Work to complete> Pictures aside, quote the whole listing exactly.

Excerpt from a dataset
* start *
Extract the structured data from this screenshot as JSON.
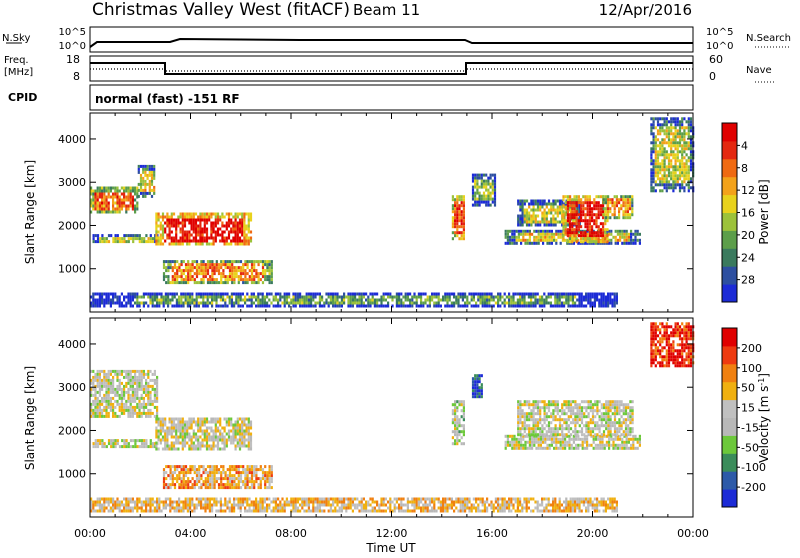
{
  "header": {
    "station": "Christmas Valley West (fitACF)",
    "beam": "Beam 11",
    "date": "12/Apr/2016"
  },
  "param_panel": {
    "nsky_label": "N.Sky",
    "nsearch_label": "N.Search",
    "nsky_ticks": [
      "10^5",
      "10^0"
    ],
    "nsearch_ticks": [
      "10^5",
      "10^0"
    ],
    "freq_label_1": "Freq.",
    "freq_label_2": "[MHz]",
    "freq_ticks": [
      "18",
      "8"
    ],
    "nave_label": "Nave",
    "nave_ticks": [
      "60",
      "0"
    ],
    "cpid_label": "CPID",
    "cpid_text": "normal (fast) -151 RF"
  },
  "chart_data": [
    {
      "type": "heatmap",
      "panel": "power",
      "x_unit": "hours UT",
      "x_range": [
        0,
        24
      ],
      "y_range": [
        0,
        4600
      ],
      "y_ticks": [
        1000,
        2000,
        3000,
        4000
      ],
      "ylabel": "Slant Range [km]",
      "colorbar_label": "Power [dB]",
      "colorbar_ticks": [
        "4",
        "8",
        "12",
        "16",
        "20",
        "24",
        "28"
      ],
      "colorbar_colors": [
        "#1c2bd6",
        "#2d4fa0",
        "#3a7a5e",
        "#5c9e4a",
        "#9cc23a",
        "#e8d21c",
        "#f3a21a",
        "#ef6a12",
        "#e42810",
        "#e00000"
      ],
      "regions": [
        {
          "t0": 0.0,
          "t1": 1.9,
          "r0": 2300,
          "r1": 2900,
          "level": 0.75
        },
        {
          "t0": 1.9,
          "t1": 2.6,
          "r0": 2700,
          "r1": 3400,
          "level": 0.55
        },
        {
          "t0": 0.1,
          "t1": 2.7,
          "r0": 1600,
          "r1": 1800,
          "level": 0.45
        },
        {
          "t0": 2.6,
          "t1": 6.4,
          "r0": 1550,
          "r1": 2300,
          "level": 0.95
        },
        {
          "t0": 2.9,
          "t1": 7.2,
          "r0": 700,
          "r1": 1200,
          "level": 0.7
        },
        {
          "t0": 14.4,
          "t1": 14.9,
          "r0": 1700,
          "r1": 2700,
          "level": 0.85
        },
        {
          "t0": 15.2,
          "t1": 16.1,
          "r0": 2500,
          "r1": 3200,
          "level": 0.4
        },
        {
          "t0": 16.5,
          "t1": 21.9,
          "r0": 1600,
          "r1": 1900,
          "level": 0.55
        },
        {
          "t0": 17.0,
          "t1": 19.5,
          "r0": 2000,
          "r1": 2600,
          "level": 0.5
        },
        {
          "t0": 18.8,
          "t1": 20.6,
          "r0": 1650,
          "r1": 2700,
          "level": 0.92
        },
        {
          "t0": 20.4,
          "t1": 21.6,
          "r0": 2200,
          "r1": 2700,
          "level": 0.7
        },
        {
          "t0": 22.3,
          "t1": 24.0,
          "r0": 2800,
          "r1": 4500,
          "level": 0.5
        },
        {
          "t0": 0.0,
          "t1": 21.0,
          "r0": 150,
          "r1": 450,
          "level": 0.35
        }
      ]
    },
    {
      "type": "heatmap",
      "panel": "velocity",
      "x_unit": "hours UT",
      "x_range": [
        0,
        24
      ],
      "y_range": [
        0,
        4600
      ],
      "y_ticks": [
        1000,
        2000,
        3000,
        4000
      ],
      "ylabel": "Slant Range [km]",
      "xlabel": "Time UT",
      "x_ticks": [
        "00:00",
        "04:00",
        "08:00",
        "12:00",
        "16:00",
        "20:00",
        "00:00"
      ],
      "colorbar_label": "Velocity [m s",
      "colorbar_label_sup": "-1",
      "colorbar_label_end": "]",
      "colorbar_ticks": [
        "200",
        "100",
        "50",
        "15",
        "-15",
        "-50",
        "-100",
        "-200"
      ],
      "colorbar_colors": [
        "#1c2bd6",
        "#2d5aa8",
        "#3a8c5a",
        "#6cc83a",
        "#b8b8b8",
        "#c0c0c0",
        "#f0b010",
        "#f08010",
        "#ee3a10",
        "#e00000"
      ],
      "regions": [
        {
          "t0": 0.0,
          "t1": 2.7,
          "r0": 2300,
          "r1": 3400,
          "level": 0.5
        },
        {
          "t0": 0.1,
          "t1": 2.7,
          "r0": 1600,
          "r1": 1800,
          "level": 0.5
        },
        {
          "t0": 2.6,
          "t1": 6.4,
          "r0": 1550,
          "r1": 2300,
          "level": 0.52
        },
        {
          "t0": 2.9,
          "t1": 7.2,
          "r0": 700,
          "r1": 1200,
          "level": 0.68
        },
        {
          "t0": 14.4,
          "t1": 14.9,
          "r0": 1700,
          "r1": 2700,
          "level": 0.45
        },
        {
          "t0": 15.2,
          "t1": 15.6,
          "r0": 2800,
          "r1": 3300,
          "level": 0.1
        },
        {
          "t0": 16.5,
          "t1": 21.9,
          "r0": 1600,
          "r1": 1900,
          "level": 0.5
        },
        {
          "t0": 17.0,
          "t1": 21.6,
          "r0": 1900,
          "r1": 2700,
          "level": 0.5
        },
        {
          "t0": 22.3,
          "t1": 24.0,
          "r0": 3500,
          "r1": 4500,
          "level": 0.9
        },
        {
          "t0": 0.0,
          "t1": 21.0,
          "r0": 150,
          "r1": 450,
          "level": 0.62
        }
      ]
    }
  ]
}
* end *
Task solution>
Extract the structured data from this screenshot as JSON.
{
  "header": {
    "station": "Christmas Valley West (fitACF)",
    "beam": "Beam 11",
    "date": "12/Apr/2016"
  },
  "param_panel": {
    "nsky_label": "N.Sky",
    "nsearch_label": "N.Search",
    "nsky_ticks": [
      "10^5",
      "10^0"
    ],
    "nsearch_ticks": [
      "10^5",
      "10^0"
    ],
    "freq_label_1": "Freq.",
    "freq_label_2": "[MHz]",
    "freq_ticks": [
      "18",
      "8"
    ],
    "nave_label": "Nave",
    "nave_ticks": [
      "60",
      "0"
    ],
    "cpid_label": "CPID",
    "cpid_text": "normal (fast) -151 RF"
  },
  "chart_data": [
    {
      "type": "heatmap",
      "panel": "power",
      "x_unit": "hours UT",
      "x_range": [
        0,
        24
      ],
      "y_range": [
        0,
        4600
      ],
      "y_ticks": [
        1000,
        2000,
        3000,
        4000
      ],
      "ylabel": "Slant Range [km]",
      "colorbar_label": "Power [dB]",
      "colorbar_ticks": [
        "4",
        "8",
        "12",
        "16",
        "20",
        "24",
        "28"
      ],
      "colorbar_colors": [
        "#1c2bd6",
        "#2d4fa0",
        "#3a7a5e",
        "#5c9e4a",
        "#9cc23a",
        "#e8d21c",
        "#f3a21a",
        "#ef6a12",
        "#e42810",
        "#e00000"
      ],
      "regions": [
        {
          "t0": 0.0,
          "t1": 1.9,
          "r0": 2300,
          "r1": 2900,
          "level": 0.75
        },
        {
          "t0": 1.9,
          "t1": 2.6,
          "r0": 2700,
          "r1": 3400,
          "level": 0.55
        },
        {
          "t0": 0.1,
          "t1": 2.7,
          "r0": 1600,
          "r1": 1800,
          "level": 0.45
        },
        {
          "t0": 2.6,
          "t1": 6.4,
          "r0": 1550,
          "r1": 2300,
          "level": 0.95
        },
        {
          "t0": 2.9,
          "t1": 7.2,
          "r0": 700,
          "r1": 1200,
          "level": 0.7
        },
        {
          "t0": 14.4,
          "t1": 14.9,
          "r0": 1700,
          "r1": 2700,
          "level": 0.85
        },
        {
          "t0": 15.2,
          "t1": 16.1,
          "r0": 2500,
          "r1": 3200,
          "level": 0.4
        },
        {
          "t0": 16.5,
          "t1": 21.9,
          "r0": 1600,
          "r1": 1900,
          "level": 0.55
        },
        {
          "t0": 17.0,
          "t1": 19.5,
          "r0": 2000,
          "r1": 2600,
          "level": 0.5
        },
        {
          "t0": 18.8,
          "t1": 20.6,
          "r0": 1650,
          "r1": 2700,
          "level": 0.92
        },
        {
          "t0": 20.4,
          "t1": 21.6,
          "r0": 2200,
          "r1": 2700,
          "level": 0.7
        },
        {
          "t0": 22.3,
          "t1": 24.0,
          "r0": 2800,
          "r1": 4500,
          "level": 0.5
        },
        {
          "t0": 0.0,
          "t1": 21.0,
          "r0": 150,
          "r1": 450,
          "level": 0.35
        }
      ]
    },
    {
      "type": "heatmap",
      "panel": "velocity",
      "x_unit": "hours UT",
      "x_range": [
        0,
        24
      ],
      "y_range": [
        0,
        4600
      ],
      "y_ticks": [
        1000,
        2000,
        3000,
        4000
      ],
      "ylabel": "Slant Range [km]",
      "xlabel": "Time UT",
      "x_ticks": [
        "00:00",
        "04:00",
        "08:00",
        "12:00",
        "16:00",
        "20:00",
        "00:00"
      ],
      "colorbar_label": "Velocity [m s",
      "colorbar_label_sup": "-1",
      "colorbar_label_end": "]",
      "colorbar_ticks": [
        "200",
        "100",
        "50",
        "15",
        "-15",
        "-50",
        "-100",
        "-200"
      ],
      "colorbar_colors": [
        "#1c2bd6",
        "#2d5aa8",
        "#3a8c5a",
        "#6cc83a",
        "#b8b8b8",
        "#c0c0c0",
        "#f0b010",
        "#f08010",
        "#ee3a10",
        "#e00000"
      ],
      "regions": [
        {
          "t0": 0.0,
          "t1": 2.7,
          "r0": 2300,
          "r1": 3400,
          "level": 0.5
        },
        {
          "t0": 0.1,
          "t1": 2.7,
          "r0": 1600,
          "r1": 1800,
          "level": 0.5
        },
        {
          "t0": 2.6,
          "t1": 6.4,
          "r0": 1550,
          "r1": 2300,
          "level": 0.52
        },
        {
          "t0": 2.9,
          "t1": 7.2,
          "r0": 700,
          "r1": 1200,
          "level": 0.68
        },
        {
          "t0": 14.4,
          "t1": 14.9,
          "r0": 1700,
          "r1": 2700,
          "level": 0.45
        },
        {
          "t0": 15.2,
          "t1": 15.6,
          "r0": 2800,
          "r1": 3300,
          "level": 0.1
        },
        {
          "t0": 16.5,
          "t1": 21.9,
          "r0": 1600,
          "r1": 1900,
          "level": 0.5
        },
        {
          "t0": 17.0,
          "t1": 21.6,
          "r0": 1900,
          "r1": 2700,
          "level": 0.5
        },
        {
          "t0": 22.3,
          "t1": 24.0,
          "r0": 3500,
          "r1": 4500,
          "level": 0.9
        },
        {
          "t0": 0.0,
          "t1": 21.0,
          "r0": 150,
          "r1": 450,
          "level": 0.62
        }
      ]
    }
  ]
}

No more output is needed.